Quando você fica na cama por muitas semanas sem poder para preparar sua própria comida, sair para tomar um ar fresco, tomar um banho decente, ir ao supermercado, passear com os cachorros ou simplesmente para ver movimento e tal, você começa a ter pensamentos estranhos. Ao dar os primeiros passos depois de operar, um músculo da minha bunda repuxava. Foi nessa ocasião que me prometi que viraria uma exímia andarilha caso não ficasse com sequelas pós-operatórias. Não é novidade pra ninguém que a gente só dê valor ao que perde.

Lá para março, fiquei curada e, mais do que depressa, fiz o que qualquer um faria no meu lugar: esqueci o compromisso fitness. Sendo honesta, até passei a sentir prazer em longas caminhadas quando finalmente consegui voltar à ativa e comecei a fazer ameaças de me embrenhar no Caminho de Santiago da Compostela para nunca mais voltar quando as coisas ficavam difíceis, mas isso nunca foi um projeto sério. Ou não era — até eu jogar tanto pro universo que um amigo provocou e aceitei "experimentar" a trilha de Santiago por uma semana.

Antes de mais nada, peço perdão aos peregrinos sérios quando descrevo essa experiência. É que sou paulistana e nunca tive férias (nem coragem) de viver a experiência completa de 40 dias. Então, fica aqui um sample do que pode acontecer com sujeitos pouco familiarizados com a natureza num rolê desses.

A primeira dor do Caminho veio antes mesmo da viagem, quando me despedi do secador de cabelos. Mesmo se eu decidisse carregar esse peso no mochilão, seria um mico fazer penteados num albergue municipal cheio de gente tão seriamente hippie que resolveu caminhar por 700 km sem se ater a vaidades. Em todo caso, o blush e o rímel eu levei sim porque também sou filha de Deus.

Chegando no Albergue de partida, em Oviedo (Espanha), achei estranha a quantidade de peregrinos que ficava deitada feito vampiro a tarde toda. Muitos não se davam o trabalho de conhecer a cidade, mas qual foi minha surpresa ao chegar no banheiro e encontrar um secador de cabelos! Só pensei que "rapaz, parece que o Caminho de Santiago é místico mesmo" e fui dar uma volta de madeixas bem sedosas sem me envergonhar tanto da vaidade.

◆ Objetivos
1. Responda com base no relato sobre o Caminho de Santiago:
(a) Por quanto tempo foi aceito "experimentar" a trilha de Santiago?
(b) De que aparelho houve despedida antes mesmo da viagem?
(c) Em que cidade ficava o albergue de partida?
2. Prossiga com o relato sobre o Caminho de Santiago a partir da última frase apresentada.

◆ Dados extraídos
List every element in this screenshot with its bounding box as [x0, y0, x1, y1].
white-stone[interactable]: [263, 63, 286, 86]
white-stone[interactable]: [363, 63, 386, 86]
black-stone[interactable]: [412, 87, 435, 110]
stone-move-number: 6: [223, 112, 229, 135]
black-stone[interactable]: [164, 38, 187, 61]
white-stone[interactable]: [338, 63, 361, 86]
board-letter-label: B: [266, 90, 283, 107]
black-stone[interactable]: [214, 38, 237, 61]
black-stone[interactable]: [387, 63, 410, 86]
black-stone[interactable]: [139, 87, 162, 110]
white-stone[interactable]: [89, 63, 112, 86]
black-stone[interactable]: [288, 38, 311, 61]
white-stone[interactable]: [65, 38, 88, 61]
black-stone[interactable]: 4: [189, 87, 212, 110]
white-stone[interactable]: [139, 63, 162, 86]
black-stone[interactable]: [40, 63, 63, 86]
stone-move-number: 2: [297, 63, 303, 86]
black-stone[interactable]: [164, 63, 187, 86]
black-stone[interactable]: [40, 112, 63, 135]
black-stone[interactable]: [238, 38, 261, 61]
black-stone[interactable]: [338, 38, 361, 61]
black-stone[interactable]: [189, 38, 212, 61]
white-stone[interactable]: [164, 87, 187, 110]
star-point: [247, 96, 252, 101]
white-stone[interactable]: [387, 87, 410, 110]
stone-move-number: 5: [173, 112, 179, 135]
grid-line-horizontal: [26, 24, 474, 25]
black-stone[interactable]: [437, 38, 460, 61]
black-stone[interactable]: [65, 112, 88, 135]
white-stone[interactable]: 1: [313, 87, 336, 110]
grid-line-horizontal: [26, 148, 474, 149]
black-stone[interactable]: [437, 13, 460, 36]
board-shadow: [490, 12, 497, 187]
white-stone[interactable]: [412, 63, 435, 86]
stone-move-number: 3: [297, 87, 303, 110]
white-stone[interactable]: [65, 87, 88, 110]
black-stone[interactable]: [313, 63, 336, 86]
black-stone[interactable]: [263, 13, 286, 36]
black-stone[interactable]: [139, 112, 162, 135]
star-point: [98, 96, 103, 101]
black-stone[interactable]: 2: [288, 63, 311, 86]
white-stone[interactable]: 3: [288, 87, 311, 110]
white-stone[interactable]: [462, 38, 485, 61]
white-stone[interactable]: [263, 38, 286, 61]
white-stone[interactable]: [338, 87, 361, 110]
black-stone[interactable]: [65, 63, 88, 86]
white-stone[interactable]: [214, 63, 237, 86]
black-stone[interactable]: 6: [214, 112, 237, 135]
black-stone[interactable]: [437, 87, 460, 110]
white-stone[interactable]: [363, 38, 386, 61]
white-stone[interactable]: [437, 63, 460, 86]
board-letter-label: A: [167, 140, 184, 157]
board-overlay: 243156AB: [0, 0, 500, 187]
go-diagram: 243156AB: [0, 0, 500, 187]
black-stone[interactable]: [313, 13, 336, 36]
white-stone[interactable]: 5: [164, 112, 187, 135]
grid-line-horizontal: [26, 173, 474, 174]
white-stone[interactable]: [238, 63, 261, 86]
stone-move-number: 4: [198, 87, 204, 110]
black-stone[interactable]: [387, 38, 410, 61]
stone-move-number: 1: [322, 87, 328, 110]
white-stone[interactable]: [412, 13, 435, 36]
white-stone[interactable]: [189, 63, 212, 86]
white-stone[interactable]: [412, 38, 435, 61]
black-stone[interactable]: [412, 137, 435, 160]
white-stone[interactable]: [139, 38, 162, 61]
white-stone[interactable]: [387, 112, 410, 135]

◆ Respostas às tarefas
1.
(a) Por uma semana.
(b) Do secador de cabelos.
(c) Em Oviedo, na Espanha.

2.
No dia seguinte, andei a pé de Oviedo a Grado — cerca de 25 km de muita pirambeira pra pouca trilha plana — e cheguei no albergue seguinte notando que, mesmo se existisse secador por lá, eu jamais teria forças para segurá-lo junto com uma escova de cabelo. Obviamente, virei eu a peregrina vampira que só se mexeu da cama pra comer (e chorar de dor enquanto passava gelo nos quadris castigados).

As fotos da versão de teste do Caminho ficaram ótimas (0s andares são a equivalência de ladeiras na rota):

Por um lado, posso admitir que fazer esforços físicos além do seu limite pessoal produz uma quantidade de serotonina meio alucinógena. Por outro, juro de pé junto que o Caminho é místico mesmo: você atravessa horas e horas vendo só paisagens bucólicas sem sinal de presença humana, mas todas (e eu disse todas!) as vezes em que eu peguei a saída errada em alguma bifurcação, apareceu gente de trás de moita para assobiar ou berrar apontando a rota certa. O primeiro deles foi um senhor com idade entre 80 e 800 anos, segurando um cajado, que apontou uma catedral e desapareceu da mesma forma que apareceu. Quem sou eu pra problematizar?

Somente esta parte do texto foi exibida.